◆ YOUR INSTRUCTIONS ◆
Using the records below, locate all lines containing "every" and return them.

Stored items
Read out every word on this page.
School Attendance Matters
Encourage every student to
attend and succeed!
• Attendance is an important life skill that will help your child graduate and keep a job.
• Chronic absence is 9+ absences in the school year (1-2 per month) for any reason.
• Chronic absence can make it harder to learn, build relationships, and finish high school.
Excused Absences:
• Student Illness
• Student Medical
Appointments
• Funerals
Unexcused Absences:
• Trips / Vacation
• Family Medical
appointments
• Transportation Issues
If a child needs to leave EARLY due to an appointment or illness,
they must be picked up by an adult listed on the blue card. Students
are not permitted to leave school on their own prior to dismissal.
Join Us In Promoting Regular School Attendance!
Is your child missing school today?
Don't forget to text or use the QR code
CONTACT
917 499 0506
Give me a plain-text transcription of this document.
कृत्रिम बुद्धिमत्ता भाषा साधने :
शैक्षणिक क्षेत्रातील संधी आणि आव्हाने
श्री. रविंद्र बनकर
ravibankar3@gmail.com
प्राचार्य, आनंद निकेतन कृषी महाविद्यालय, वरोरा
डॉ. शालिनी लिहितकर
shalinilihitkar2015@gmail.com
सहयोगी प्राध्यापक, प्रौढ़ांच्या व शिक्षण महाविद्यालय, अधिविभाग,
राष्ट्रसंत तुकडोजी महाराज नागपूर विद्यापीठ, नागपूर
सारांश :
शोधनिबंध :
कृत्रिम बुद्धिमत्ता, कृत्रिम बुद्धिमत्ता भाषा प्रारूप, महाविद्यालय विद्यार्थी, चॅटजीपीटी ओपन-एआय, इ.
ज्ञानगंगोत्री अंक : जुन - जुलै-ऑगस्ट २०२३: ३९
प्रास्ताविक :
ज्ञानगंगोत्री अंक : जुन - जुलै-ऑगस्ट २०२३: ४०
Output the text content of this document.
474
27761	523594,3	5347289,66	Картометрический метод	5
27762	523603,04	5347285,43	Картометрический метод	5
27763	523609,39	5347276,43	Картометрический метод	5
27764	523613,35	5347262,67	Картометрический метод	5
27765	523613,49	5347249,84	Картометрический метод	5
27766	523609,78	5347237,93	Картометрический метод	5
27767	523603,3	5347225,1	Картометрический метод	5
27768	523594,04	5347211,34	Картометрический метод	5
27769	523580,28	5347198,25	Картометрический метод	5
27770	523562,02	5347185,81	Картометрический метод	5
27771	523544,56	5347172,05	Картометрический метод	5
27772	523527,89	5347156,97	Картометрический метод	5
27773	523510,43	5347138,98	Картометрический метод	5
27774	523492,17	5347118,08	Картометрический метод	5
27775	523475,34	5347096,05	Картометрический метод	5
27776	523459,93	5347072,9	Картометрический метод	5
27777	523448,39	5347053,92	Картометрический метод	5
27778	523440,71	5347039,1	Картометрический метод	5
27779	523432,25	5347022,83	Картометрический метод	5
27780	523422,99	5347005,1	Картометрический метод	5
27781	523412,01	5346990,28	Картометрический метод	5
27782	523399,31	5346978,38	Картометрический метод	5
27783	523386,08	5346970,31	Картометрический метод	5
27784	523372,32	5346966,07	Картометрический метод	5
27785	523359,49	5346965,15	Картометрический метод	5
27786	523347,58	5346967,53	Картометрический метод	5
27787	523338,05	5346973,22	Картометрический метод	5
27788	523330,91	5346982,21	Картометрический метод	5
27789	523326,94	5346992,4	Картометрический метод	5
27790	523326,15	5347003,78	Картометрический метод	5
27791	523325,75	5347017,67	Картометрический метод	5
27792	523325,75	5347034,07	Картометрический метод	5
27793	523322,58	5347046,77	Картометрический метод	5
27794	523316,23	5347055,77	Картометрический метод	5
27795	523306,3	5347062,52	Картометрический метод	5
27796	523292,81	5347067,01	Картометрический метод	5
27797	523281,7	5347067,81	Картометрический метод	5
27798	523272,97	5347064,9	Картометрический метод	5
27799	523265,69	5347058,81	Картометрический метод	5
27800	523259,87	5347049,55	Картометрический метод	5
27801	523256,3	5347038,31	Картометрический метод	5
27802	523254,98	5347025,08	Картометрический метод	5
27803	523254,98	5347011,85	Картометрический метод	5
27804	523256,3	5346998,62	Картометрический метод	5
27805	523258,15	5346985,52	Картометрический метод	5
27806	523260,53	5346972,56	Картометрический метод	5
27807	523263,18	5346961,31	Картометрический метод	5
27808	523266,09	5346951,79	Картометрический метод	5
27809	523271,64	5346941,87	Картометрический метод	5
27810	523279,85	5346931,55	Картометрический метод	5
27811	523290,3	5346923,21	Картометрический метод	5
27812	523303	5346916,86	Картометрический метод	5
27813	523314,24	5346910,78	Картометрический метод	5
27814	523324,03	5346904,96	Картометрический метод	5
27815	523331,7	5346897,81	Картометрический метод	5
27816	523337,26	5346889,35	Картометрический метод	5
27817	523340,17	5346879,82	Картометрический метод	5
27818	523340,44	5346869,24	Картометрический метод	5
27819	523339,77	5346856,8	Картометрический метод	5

◆ TASK RESULT ◆
Read out every word on this page.
Encourage every student to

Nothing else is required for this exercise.